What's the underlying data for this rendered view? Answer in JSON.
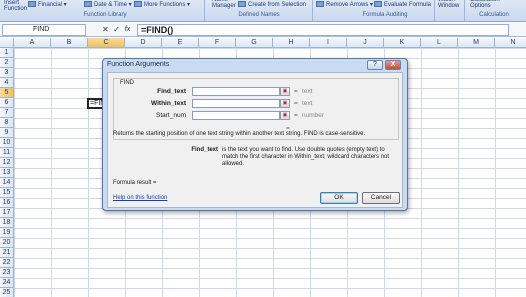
{
  "ribbon": {
    "insert_function": "Insert\nFunction",
    "financial": "Financial",
    "date_time": "Date & Time",
    "more_functions": "More Functions",
    "function_library": "Function Library",
    "name_manager": "Name\nManager",
    "create_from_selection": "Create from Selection",
    "defined_names": "Defined Names",
    "remove_arrows": "Remove Arrows",
    "evaluate_formula": "Evaluate Formula",
    "formula_auditing": "Formula Auditing",
    "watch_window": "Watch\nWindow",
    "calculation_options": "Calculation\nOptions",
    "calculation": "Calculation"
  },
  "formula_bar": {
    "name_box": "FIND",
    "cancel": "✕",
    "enter": "✓",
    "fx": "fx",
    "formula": "=FIND()"
  },
  "grid": {
    "columns": [
      "A",
      "B",
      "C",
      "D",
      "E",
      "F",
      "G",
      "H",
      "I",
      "J",
      "K",
      "L",
      "M",
      "N"
    ],
    "rows": [
      "1",
      "2",
      "3",
      "4",
      "5",
      "6",
      "7",
      "8",
      "9",
      "10",
      "11",
      "12",
      "13",
      "14",
      "15",
      "16",
      "17",
      "18",
      "19",
      "20",
      "21",
      "22",
      "23",
      "24",
      "25"
    ],
    "active_cell_content": "=FIND()"
  },
  "dialog": {
    "title": "Function Arguments",
    "help_button": "?",
    "close_button": "X",
    "function_name": "FIND",
    "args": [
      {
        "label": "Find_text",
        "type": "text",
        "bold": true
      },
      {
        "label": "Within_text",
        "type": "text",
        "bold": true
      },
      {
        "label": "Start_num",
        "type": "number",
        "bold": false
      }
    ],
    "equals": "=",
    "description": "Returns the starting position of one text string within another text string. FIND is case-sensitive.",
    "arg_help_name": "Find_text",
    "arg_help_text": "is the text you want to find. Use double quotes (empty text) to match the first character in Within_text; wildcard characters not allowed.",
    "formula_result": "Formula result =",
    "help_link": "Help on this function",
    "ok": "OK",
    "cancel": "Cancel"
  }
}
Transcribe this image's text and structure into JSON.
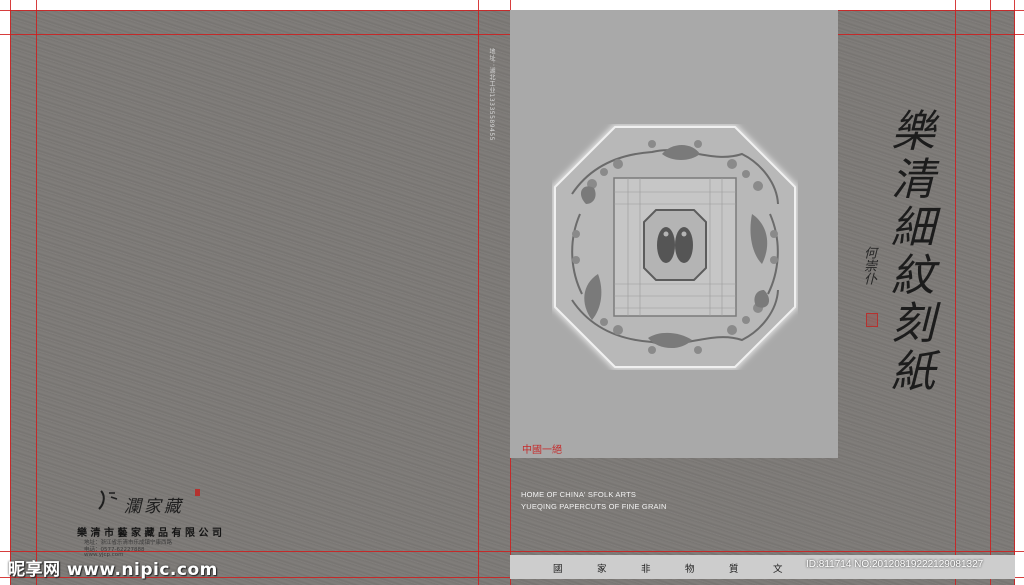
{
  "spine": {
    "text": "地址：湖北工业13335589455"
  },
  "front": {
    "title": "樂清細紋刻紙",
    "subtitle": "何崇仆",
    "panel_caption": "中國一絕",
    "english_line1": "HOME OF CHINA' SFOLK ARTS",
    "english_line2": "YUEQING PAPERCUTS OF FINE GRAIN"
  },
  "back": {
    "logo_text": "瀾家藏",
    "company": "樂清市藝家藏品有限公司",
    "address_line": "地址：浙江省乐清市乐成镇宁康西路",
    "phone_line": "电话：0577-62227888",
    "web_line": "www.yjcp.com"
  },
  "bottom_bar": {
    "chars": [
      "國",
      "家",
      "非",
      "物",
      "質",
      "文"
    ]
  },
  "watermark": {
    "left": "昵享网 www.nipic.com",
    "right": "ID:811714 NO:20120819222129081327"
  },
  "colors": {
    "board": "#7d7a77",
    "panel": "#a9a9a9",
    "guide": "#d01c1c",
    "ornament_fill": "#bdbdbd",
    "seal": "#b5322f"
  },
  "icons": {
    "ornament": "papercut-octagon-fish-medallion",
    "seal": "red-seal-stamp"
  }
}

···

→ **YOUR TASK**
Using the entries above, find all lines with "JSON". Copy them.

→ **THE OUTPUT**
What's the underlying data for this rendered view? Answer in JSON.
Transcribe this image's text and structure into JSON.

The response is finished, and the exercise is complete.